_The task_: Could you print every record below exactly as it appears?

— BEGIN Data —

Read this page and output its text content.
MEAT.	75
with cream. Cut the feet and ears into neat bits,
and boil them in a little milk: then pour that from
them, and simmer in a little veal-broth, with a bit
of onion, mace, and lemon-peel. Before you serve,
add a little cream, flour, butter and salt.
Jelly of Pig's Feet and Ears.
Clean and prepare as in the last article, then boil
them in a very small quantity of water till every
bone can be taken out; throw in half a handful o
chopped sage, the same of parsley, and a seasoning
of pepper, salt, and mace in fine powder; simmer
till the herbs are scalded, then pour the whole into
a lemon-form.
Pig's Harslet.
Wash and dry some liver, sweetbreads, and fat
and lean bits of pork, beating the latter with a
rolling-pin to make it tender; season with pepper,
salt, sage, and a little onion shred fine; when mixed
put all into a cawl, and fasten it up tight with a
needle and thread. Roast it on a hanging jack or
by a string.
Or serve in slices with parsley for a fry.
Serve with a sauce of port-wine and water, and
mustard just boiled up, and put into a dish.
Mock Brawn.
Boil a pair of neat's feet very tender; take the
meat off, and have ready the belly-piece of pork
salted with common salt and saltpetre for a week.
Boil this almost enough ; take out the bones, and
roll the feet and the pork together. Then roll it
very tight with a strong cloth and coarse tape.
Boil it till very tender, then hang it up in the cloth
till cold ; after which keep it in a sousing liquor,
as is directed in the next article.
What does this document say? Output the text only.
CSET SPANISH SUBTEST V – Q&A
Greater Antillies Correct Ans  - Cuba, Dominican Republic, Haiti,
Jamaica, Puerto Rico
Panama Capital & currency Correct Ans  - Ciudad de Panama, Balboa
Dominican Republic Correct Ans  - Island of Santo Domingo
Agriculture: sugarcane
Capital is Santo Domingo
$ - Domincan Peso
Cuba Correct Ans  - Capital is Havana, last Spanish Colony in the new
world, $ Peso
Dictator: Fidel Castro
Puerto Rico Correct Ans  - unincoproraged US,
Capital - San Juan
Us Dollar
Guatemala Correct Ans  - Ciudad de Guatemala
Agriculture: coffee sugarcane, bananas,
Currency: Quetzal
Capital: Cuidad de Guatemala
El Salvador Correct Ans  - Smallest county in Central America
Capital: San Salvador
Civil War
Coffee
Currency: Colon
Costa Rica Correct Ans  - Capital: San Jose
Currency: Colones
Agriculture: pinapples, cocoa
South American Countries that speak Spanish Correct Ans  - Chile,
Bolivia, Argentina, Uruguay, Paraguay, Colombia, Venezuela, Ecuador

— END Data —

_Answer to this exercise_:
Read this page and output its text content.
MEAT.	75
with cream. Cut the feet and ears into neat bits,
and boil them in a little milk: then pour that from
them, and simmer in a little veal-broth, with a bit
of onion, mace, and lemon-peel. Before you serve,
add a little cream, flour, butter and salt.
Jelly of Pig's Feet and Ears.
Clean and prepare as in the last article, then boil
them in a very small quantity of water till every
bone can be taken out; throw in half a handful o
chopped sage, the same of parsley, and a seasoning
of pepper, salt, and mace in fine powder; simmer
till the herbs are scalded, then pour the whole into
a lemon-form.
Pig's Harslet.
Wash and dry some liver, sweetbreads, and fat
and lean bits of pork, beating the latter with a
rolling-pin to make it tender; season with pepper,
salt, sage, and a little onion shred fine; when mixed
put all into a cawl, and fasten it up tight with a
needle and thread. Roast it on a hanging jack or
by a string.
Or serve in slices with parsley for a fry.
Serve with a sauce of port-wine and water, and
mustard just boiled up, and put into a dish.
Mock Brawn.
Boil a pair of neat's feet very tender; take the
meat off, and have ready the belly-piece of pork
salted with common salt and saltpetre for a week.
Boil this almost enough ; take out the bones, and
roll the feet and the pork together. Then roll it
very tight with a strong cloth and coarse tape.
Boil it till very tender, then hang it up in the cloth
till cold ; after which keep it in a sousing liquor,
as is directed in the next article.
What does this document say? Output the text only.
CSET SPANISH SUBTEST V – Q&A
Greater Antillies Correct Ans  - Cuba, Dominican Republic, Haiti,
Jamaica, Puerto Rico
Panama Capital & currency Correct Ans  - Ciudad de Panama, Balboa
Dominican Republic Correct Ans  - Island of Santo Domingo
Agriculture: sugarcane
Capital is Santo Domingo
$ - Domincan Peso
Cuba Correct Ans  - Capital is Havana, last Spanish Colony in the new
world, $ Peso
Dictator: Fidel Castro
Puerto Rico Correct Ans  - unincoproraged US,
Capital - San Juan
Us Dollar
Guatemala Correct Ans  - Ciudad de Guatemala
Agriculture: coffee sugarcane, bananas,
Currency: Quetzal
Capital: Cuidad de Guatemala
El Salvador Correct Ans  - Smallest county in Central America
Capital: San Salvador
Civil War
Coffee
Currency: Colon
Costa Rica Correct Ans  - Capital: San Jose
Currency: Colones
Agriculture: pinapples, cocoa
South American Countries that speak Spanish Correct Ans  - Chile,
Bolivia, Argentina, Uruguay, Paraguay, Colombia, Venezuela, Ecuador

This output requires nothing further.